Scan the records and identify every line in which the string "this" occurs, then return those lines.

○ ○ ○ ○

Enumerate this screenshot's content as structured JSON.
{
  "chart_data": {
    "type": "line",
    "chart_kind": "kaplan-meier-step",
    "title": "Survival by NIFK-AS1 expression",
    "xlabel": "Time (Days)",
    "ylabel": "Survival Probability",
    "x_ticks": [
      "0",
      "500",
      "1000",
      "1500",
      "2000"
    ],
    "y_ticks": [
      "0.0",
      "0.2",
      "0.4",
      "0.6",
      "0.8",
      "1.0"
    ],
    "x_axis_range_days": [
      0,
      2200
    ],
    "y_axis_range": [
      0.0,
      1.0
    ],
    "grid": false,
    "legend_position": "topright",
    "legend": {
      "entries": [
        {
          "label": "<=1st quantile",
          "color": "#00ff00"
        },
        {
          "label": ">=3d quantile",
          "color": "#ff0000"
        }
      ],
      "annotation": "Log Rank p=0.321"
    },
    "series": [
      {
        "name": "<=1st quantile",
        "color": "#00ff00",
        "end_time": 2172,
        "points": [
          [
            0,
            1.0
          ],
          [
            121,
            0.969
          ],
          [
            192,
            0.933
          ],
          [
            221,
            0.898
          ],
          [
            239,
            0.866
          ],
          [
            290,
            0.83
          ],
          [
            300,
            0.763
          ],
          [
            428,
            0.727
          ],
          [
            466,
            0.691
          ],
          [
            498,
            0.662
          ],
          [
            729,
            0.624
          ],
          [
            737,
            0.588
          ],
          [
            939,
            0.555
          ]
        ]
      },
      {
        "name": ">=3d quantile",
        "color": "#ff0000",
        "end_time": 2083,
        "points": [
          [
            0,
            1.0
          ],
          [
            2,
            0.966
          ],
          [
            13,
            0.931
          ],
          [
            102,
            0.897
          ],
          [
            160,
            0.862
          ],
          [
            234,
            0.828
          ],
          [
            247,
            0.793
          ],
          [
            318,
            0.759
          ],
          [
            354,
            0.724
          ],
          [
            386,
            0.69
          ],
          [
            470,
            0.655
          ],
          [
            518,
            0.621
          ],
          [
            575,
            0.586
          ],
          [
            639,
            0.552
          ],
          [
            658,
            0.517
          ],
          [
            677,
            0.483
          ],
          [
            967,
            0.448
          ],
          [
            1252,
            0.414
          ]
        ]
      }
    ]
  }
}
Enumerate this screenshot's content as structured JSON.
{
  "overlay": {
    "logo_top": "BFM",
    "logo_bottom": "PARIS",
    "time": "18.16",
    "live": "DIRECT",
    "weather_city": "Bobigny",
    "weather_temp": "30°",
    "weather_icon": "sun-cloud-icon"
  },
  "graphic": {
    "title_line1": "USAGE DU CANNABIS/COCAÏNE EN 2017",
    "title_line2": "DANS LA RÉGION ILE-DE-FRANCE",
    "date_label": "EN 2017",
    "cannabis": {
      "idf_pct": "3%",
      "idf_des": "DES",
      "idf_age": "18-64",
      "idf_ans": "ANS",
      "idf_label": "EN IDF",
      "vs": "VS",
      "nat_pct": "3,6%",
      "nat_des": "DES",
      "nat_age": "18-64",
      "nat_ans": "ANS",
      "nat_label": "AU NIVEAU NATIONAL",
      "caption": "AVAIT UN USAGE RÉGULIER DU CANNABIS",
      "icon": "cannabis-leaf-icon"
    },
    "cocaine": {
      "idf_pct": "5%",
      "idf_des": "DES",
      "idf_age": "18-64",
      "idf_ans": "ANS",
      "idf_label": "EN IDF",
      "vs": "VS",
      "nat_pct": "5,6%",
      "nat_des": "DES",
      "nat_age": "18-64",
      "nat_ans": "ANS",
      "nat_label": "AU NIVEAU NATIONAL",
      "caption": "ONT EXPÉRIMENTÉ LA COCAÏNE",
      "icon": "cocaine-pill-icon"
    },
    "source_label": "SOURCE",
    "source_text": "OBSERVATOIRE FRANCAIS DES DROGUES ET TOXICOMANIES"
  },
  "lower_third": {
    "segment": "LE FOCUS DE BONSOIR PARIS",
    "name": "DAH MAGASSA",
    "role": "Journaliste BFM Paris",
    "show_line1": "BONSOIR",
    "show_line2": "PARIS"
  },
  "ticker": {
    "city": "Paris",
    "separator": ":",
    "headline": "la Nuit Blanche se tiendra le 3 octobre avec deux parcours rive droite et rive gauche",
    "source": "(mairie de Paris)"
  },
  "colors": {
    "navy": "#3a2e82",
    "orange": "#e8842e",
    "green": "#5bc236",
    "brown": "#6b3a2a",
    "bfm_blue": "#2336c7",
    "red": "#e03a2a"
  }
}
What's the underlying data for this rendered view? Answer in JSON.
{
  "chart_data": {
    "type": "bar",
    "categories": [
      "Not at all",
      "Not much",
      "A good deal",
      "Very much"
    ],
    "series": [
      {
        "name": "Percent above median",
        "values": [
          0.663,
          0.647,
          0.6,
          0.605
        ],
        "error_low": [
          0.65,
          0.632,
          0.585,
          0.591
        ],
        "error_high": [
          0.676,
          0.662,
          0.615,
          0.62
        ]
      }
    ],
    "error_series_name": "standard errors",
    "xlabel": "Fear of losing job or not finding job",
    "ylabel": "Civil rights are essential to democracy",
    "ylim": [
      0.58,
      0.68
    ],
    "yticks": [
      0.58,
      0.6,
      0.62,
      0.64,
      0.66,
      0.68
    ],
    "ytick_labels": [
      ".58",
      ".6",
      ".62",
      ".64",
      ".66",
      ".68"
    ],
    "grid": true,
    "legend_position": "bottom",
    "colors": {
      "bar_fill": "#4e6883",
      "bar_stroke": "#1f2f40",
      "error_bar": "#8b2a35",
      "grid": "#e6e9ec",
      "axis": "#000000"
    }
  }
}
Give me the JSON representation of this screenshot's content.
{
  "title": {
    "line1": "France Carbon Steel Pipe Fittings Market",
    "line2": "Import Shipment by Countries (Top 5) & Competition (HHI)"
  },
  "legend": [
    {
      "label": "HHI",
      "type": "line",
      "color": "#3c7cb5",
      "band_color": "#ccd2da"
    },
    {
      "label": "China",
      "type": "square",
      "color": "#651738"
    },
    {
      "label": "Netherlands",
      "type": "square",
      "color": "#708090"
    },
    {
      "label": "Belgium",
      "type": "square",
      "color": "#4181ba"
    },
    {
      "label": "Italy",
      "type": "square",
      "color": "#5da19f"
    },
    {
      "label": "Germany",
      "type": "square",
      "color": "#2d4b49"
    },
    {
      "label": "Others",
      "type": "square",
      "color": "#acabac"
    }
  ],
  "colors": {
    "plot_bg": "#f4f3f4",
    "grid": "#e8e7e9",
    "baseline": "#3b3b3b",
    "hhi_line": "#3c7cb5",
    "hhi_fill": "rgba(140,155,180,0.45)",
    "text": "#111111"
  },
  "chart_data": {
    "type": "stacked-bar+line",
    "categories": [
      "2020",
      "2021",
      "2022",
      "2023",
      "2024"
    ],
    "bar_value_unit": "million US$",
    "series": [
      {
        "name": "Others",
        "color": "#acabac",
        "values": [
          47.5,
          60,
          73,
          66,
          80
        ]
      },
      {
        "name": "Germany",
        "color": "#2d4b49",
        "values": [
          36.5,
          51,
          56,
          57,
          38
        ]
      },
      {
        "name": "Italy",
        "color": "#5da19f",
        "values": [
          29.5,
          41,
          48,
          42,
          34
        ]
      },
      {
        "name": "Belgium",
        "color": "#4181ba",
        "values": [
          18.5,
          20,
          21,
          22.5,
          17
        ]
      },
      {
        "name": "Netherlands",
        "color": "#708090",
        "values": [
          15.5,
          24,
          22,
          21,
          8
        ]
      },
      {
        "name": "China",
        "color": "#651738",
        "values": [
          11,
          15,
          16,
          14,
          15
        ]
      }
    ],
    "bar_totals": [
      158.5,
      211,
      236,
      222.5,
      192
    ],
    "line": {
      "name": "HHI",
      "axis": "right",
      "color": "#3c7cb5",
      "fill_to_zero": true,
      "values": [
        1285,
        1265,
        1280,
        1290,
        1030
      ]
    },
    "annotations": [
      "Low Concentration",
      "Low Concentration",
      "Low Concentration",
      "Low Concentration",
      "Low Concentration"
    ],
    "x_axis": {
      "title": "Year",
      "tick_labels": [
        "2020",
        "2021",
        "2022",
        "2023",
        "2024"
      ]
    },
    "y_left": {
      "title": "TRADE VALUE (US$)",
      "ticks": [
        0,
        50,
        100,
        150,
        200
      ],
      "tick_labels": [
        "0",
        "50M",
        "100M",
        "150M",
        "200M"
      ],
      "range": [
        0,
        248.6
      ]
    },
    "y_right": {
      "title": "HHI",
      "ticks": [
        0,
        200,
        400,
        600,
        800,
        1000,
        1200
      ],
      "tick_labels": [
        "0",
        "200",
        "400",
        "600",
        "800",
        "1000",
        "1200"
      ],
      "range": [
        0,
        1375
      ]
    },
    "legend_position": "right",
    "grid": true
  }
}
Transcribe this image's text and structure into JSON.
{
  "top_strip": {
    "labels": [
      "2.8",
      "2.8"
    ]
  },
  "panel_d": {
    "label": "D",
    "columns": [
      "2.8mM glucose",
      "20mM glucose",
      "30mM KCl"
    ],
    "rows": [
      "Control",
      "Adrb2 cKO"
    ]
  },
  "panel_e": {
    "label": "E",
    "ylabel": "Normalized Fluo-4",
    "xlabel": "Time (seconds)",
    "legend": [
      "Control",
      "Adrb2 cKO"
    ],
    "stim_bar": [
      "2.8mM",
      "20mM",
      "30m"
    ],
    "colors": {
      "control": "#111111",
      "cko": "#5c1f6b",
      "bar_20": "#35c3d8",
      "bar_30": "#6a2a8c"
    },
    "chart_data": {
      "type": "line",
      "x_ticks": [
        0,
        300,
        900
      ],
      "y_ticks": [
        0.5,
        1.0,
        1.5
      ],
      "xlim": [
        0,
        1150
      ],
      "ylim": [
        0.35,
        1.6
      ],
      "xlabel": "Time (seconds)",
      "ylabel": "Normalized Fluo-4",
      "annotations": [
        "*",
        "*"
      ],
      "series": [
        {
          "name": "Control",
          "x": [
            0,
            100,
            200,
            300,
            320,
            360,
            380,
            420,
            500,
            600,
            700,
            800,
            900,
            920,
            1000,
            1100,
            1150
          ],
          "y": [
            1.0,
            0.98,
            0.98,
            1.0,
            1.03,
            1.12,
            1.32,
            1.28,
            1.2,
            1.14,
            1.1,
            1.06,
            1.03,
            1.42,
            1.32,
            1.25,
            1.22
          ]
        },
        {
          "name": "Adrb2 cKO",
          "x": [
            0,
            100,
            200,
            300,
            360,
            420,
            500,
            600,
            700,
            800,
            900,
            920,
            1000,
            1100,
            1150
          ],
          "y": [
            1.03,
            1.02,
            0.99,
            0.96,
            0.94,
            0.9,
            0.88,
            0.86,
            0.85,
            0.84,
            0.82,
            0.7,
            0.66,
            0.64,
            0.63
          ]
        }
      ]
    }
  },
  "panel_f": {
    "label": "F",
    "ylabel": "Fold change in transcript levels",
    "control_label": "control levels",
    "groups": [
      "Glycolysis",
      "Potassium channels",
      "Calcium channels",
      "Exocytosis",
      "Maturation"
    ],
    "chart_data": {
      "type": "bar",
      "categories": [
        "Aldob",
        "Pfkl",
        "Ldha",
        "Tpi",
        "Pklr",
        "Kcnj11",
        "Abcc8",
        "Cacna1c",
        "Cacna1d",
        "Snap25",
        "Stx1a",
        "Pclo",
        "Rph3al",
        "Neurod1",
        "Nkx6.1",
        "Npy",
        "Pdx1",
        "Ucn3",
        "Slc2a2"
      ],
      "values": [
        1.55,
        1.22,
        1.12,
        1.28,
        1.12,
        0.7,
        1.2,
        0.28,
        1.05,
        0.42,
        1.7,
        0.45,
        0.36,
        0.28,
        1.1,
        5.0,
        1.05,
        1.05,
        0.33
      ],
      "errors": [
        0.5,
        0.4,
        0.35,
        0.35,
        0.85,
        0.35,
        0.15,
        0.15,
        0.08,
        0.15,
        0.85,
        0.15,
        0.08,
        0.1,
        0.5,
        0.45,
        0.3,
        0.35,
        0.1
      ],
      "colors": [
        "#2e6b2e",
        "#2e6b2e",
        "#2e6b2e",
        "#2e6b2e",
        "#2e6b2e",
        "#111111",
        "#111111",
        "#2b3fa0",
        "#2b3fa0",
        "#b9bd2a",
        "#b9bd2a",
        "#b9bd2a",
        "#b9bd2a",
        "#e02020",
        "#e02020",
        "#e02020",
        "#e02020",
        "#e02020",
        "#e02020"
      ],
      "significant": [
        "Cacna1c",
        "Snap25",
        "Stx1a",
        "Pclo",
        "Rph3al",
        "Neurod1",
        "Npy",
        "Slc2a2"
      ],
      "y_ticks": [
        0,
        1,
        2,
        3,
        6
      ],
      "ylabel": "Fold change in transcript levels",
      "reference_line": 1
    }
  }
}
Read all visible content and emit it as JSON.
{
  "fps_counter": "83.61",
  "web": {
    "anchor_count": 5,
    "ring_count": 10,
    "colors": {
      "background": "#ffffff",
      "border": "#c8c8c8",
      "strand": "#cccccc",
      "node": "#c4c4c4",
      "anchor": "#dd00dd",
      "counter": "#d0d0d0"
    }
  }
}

○ ○ ○ ○

Exercise response:
Enumerate this screenshot's content as structured JSON.
Enumerate this screenshot's content as structured JSON.
What's the underlying data for this rendered view? Answer in JSON.
Give me the JSON representation of this screenshot's content.
Transcribe this image's text and structure into JSON.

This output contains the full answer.